BEGIN

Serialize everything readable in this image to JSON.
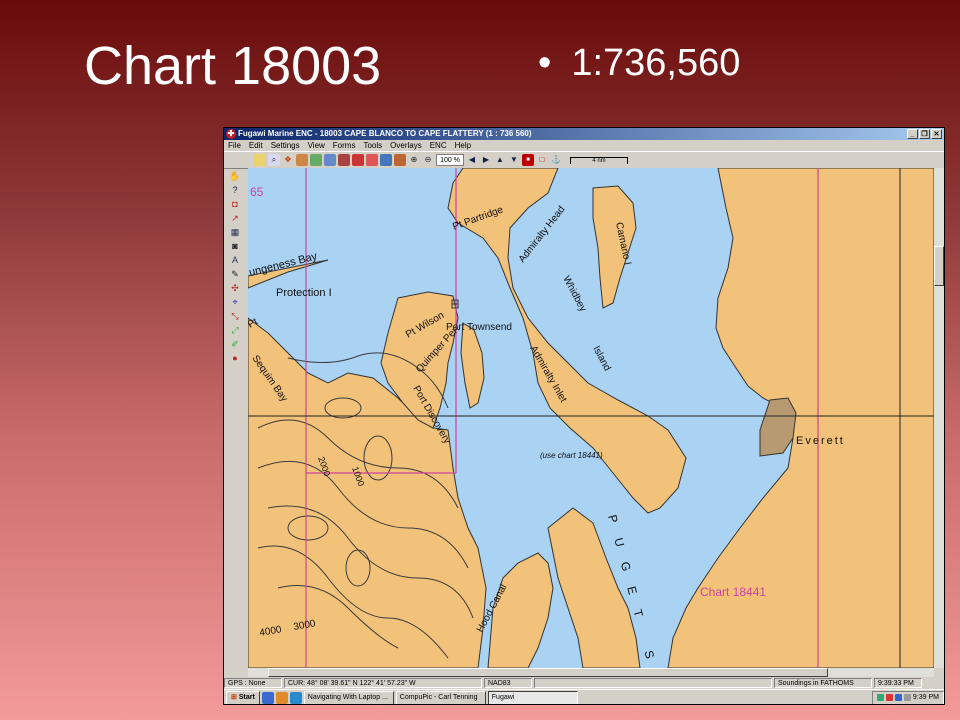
{
  "slide": {
    "title": "Chart 18003",
    "bullet": "1:736,560"
  },
  "window": {
    "title": "Fugawi Marine ENC - 18003  CAPE BLANCO TO CAPE FLATTERY  (1 : 736 560)",
    "menu": [
      "File",
      "Edit",
      "Settings",
      "View",
      "Forms",
      "Tools",
      "Overlays",
      "ENC",
      "Help"
    ],
    "zoom": "100 %",
    "scale_label": "4 nm"
  },
  "map": {
    "labels": {
      "tile_number": "65",
      "dungeness_bay": "ungeness Bay",
      "protection": "Protection I",
      "pt": "Pt",
      "sequim_bay": "Sequim Bay",
      "pt_partridge": "Pt  Partridge",
      "admiralty_head": "Admiralty Head",
      "camano": "Camano I",
      "whidbey": "Whidbey",
      "island": "Island",
      "pt_wilson": "Pt Wilson",
      "quimper_pen": "Quimper Pen",
      "port_discovery": "Port Discovery",
      "port_townsend": "Port Townsend",
      "admiralty_inlet": "Admiralty Inlet",
      "use_chart": "(use chart 18441)",
      "everett": "Everett",
      "puget_s": "PUGET S",
      "hood_canal": "Hood Canal",
      "chart_18441": "Chart 18441",
      "contour_2000": "2000",
      "contour_1000": "1000",
      "contour_4000": "4000",
      "contour_3000": "3000"
    }
  },
  "status": {
    "gps": "GPS : None",
    "cursor": "CUR: 48° 08' 39.61\" N 122° 41' 57.23\" W",
    "datum": "NAD83",
    "soundings": "Soundings in FATHOMS",
    "clock": "9:39:33 PM"
  },
  "taskbar": {
    "start": "Start",
    "tasks": [
      "Navigating With Laptop ...",
      "CompuPic - Carl Tenning",
      "Fugawi"
    ],
    "time": "9:39 PM"
  },
  "colors": {
    "land": "#f2c27a",
    "water": "#a9d2f3",
    "magenta": "#d0449a"
  }
}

END

- [Exercise details]:
Only text belongs in the copy: repeat each line of the data exactly and leave out the pictures.

- [Your solution]:
Serialize everything readable in this image to JSON.
{
  "slide": {
    "title": "Chart 18003",
    "bullet": "1:736,560"
  },
  "window": {
    "title": "Fugawi Marine ENC - 18003  CAPE BLANCO TO CAPE FLATTERY  (1 : 736 560)",
    "menu": [
      "File",
      "Edit",
      "Settings",
      "View",
      "Forms",
      "Tools",
      "Overlays",
      "ENC",
      "Help"
    ],
    "zoom": "100 %",
    "scale_label": "4 nm"
  },
  "map": {
    "labels": {
      "tile_number": "65",
      "dungeness_bay": "ungeness Bay",
      "protection": "Protection I",
      "pt": "Pt",
      "sequim_bay": "Sequim Bay",
      "pt_partridge": "Pt  Partridge",
      "admiralty_head": "Admiralty Head",
      "camano": "Camano I",
      "whidbey": "Whidbey",
      "island": "Island",
      "pt_wilson": "Pt Wilson",
      "quimper_pen": "Quimper Pen",
      "port_discovery": "Port Discovery",
      "port_townsend": "Port Townsend",
      "admiralty_inlet": "Admiralty Inlet",
      "use_chart": "(use chart 18441)",
      "everett": "Everett",
      "puget_s": "PUGET S",
      "hood_canal": "Hood Canal",
      "chart_18441": "Chart 18441",
      "contour_2000": "2000",
      "contour_1000": "1000",
      "contour_4000": "4000",
      "contour_3000": "3000"
    }
  },
  "status": {
    "gps": "GPS : None",
    "cursor": "CUR: 48° 08' 39.61\" N 122° 41' 57.23\" W",
    "datum": "NAD83",
    "soundings": "Soundings in FATHOMS",
    "clock": "9:39:33 PM"
  },
  "taskbar": {
    "start": "Start",
    "tasks": [
      "Navigating With Laptop ...",
      "CompuPic - Carl Tenning",
      "Fugawi"
    ],
    "time": "9:39 PM"
  },
  "colors": {
    "land": "#f2c27a",
    "water": "#a9d2f3",
    "magenta": "#d0449a"
  }
}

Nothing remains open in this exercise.